Reproduce every entry exactly as shown.
/---
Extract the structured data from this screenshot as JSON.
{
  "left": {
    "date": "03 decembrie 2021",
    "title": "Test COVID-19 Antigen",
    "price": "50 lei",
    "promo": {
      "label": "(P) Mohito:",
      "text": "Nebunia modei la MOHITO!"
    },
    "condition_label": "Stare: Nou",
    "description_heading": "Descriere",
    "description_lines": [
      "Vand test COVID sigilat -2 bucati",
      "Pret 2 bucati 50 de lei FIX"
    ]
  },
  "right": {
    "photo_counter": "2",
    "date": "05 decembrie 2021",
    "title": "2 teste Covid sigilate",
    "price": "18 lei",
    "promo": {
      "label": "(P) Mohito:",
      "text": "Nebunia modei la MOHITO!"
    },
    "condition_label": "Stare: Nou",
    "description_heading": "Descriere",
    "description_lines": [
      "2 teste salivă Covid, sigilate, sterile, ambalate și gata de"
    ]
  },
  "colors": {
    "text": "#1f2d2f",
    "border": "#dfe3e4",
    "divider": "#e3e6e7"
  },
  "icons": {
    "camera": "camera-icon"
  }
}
\---
PROBLEM SOLUTION:
Extract the structured data from this screenshot as JSON.
{
  "left": {
    "date": "03 decembrie 2021",
    "title": "Test COVID-19 Antigen",
    "price": "50 lei",
    "promo": {
      "label": "(P) Mohito:",
      "text": "Nebunia modei la MOHITO!"
    },
    "condition_label": "Stare: Nou",
    "description_heading": "Descriere",
    "description_lines": [
      "Vand test COVID sigilat -2 bucati",
      "Pret 2 bucati 50 de lei FIX"
    ]
  },
  "right": {
    "photo_counter": "2",
    "date": "05 decembrie 2021",
    "title": "2 teste Covid sigilate",
    "price": "18 lei",
    "promo": {
      "label": "(P) Mohito:",
      "text": "Nebunia modei la MOHITO!"
    },
    "condition_label": "Stare: Nou",
    "description_heading": "Descriere",
    "description_lines": [
      "2 teste salivă Covid, sigilate, sterile, ambalate și gata de"
    ]
  },
  "colors": {
    "text": "#1f2d2f",
    "border": "#dfe3e4",
    "divider": "#e3e6e7"
  },
  "icons": {
    "camera": "camera-icon"
  }
}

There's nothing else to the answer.